Work through the data and report how many lines include the string "more", giving the number alone.

-- START OF Entries provided --

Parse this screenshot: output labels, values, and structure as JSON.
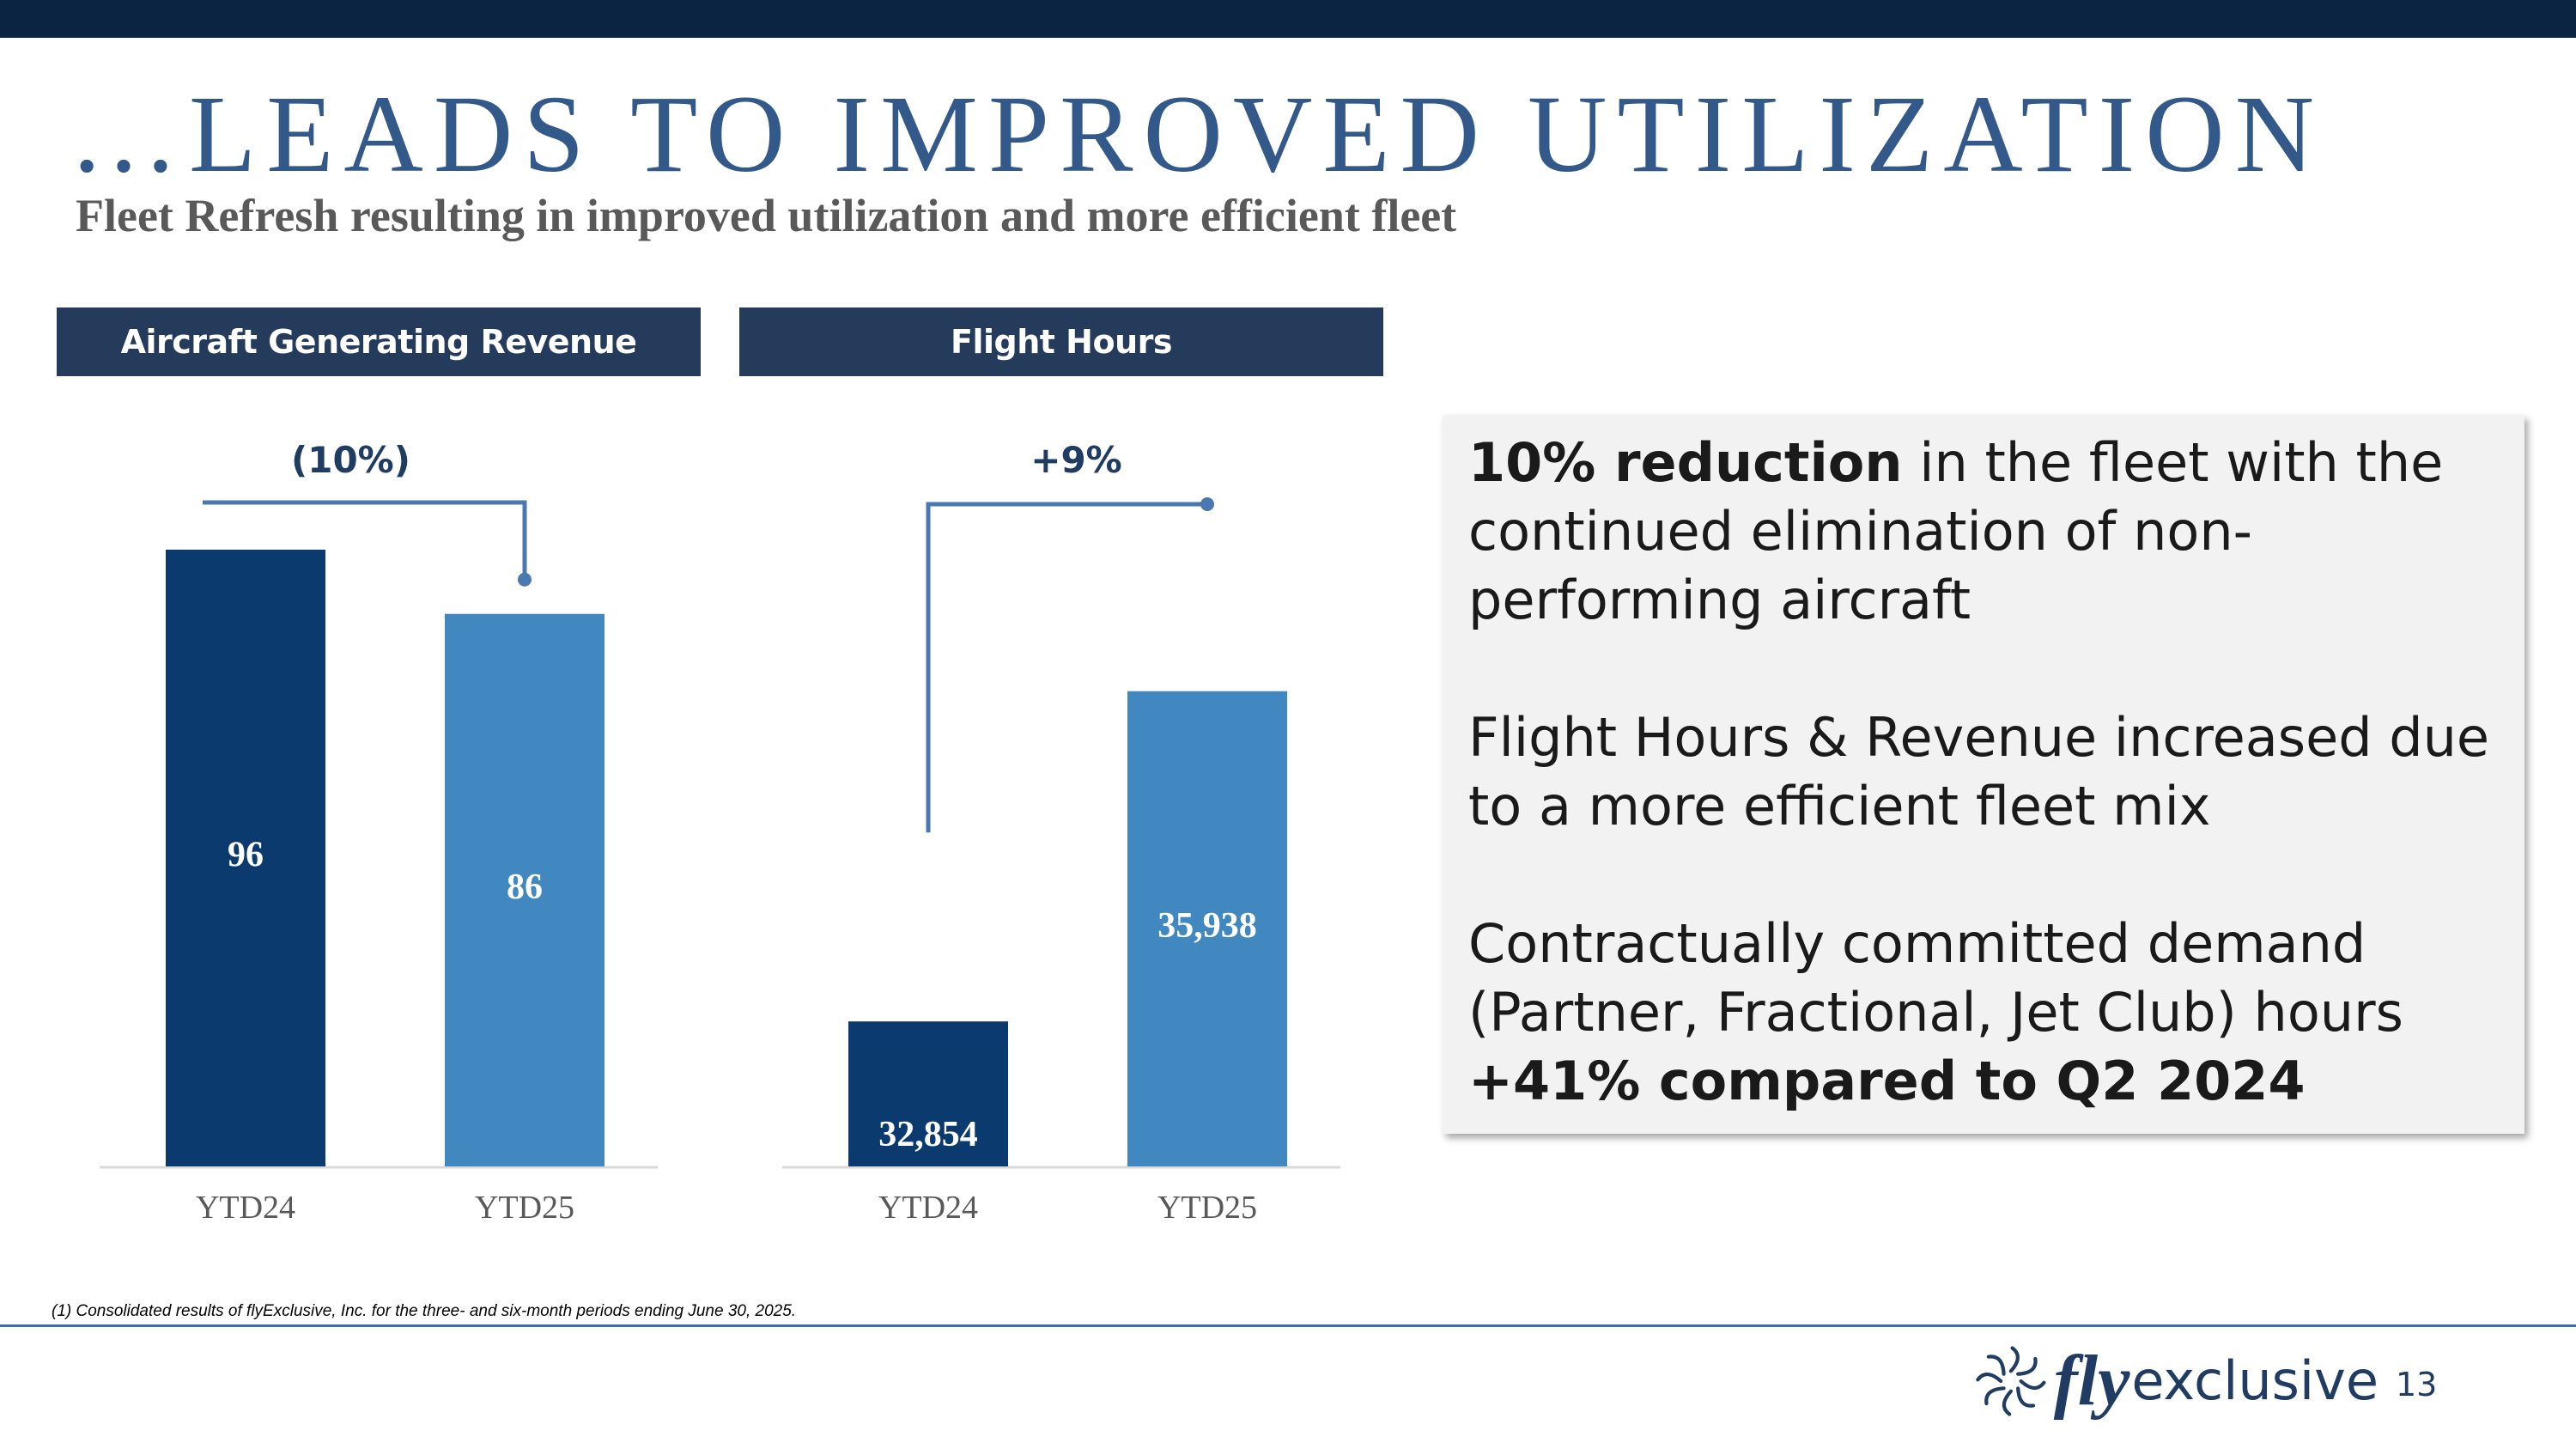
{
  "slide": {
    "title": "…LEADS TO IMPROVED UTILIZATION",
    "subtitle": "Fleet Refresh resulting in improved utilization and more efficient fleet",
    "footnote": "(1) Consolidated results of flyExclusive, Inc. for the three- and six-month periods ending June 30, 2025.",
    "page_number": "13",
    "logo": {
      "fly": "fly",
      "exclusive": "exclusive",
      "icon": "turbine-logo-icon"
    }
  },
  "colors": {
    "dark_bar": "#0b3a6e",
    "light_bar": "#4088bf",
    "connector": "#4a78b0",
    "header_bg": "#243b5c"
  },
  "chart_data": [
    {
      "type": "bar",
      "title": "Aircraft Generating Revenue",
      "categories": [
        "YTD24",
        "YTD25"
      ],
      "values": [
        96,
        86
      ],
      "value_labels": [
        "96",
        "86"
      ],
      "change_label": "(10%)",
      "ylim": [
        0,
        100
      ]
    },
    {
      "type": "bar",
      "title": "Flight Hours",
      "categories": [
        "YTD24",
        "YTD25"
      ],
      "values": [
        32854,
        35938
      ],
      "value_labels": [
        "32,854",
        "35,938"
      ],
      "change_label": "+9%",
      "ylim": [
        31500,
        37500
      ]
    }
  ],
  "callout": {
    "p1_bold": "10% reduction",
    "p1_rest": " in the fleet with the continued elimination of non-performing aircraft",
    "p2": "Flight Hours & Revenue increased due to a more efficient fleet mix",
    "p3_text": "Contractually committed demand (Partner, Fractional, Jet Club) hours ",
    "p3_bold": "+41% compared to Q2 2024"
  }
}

-- END OF Entries provided --
-- START OF Entries provided --

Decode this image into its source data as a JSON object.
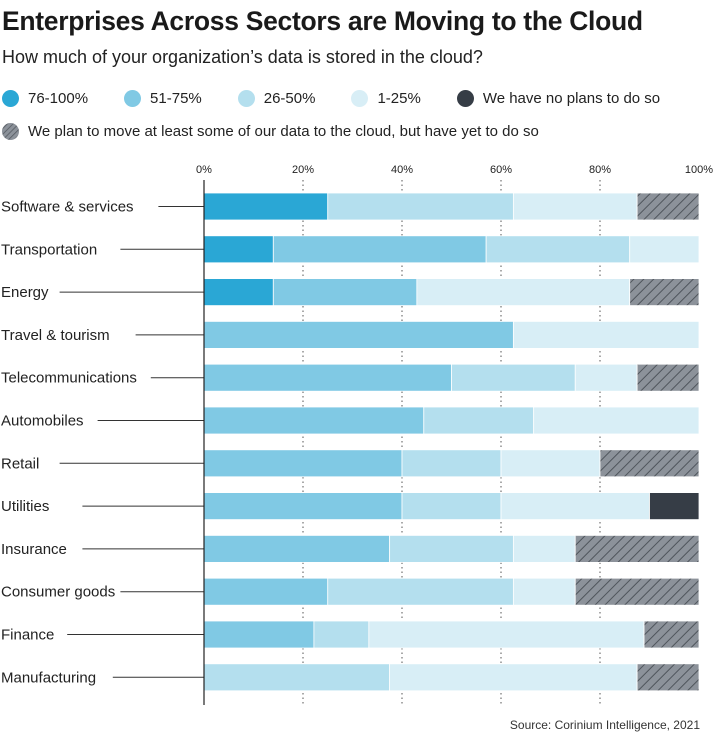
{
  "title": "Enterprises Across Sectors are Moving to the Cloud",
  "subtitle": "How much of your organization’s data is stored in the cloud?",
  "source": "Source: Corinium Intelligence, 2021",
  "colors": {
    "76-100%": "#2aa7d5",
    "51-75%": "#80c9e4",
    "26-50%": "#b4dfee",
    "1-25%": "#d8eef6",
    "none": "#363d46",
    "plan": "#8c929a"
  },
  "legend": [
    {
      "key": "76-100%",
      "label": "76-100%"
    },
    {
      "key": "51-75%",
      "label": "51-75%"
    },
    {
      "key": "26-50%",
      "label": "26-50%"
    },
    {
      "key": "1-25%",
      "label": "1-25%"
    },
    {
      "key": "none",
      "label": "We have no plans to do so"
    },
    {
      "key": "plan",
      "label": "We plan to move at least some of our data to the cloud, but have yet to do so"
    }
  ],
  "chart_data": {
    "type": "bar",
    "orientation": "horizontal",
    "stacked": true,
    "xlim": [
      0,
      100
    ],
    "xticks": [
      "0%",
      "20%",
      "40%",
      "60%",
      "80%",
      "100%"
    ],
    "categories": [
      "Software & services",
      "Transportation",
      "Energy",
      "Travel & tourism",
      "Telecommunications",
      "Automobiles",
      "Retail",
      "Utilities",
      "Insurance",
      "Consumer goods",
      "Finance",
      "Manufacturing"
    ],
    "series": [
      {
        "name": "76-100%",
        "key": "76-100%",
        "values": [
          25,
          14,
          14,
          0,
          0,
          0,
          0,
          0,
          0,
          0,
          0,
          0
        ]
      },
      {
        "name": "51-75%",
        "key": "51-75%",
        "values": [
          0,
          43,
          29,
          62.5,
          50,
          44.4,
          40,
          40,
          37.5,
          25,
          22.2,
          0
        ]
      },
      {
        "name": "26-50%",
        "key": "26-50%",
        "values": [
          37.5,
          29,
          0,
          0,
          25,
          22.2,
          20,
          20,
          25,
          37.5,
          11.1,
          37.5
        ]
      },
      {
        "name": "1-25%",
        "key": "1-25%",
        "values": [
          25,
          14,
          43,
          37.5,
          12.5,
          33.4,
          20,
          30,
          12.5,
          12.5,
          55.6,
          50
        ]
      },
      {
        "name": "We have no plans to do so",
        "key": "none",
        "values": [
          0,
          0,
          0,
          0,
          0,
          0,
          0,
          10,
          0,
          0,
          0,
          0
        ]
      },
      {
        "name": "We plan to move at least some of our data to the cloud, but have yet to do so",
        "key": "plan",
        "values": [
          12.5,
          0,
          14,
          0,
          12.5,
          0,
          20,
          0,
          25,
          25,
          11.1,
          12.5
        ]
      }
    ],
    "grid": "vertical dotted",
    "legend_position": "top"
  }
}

-- END OF Entries provided --

◆ Output for this task: 2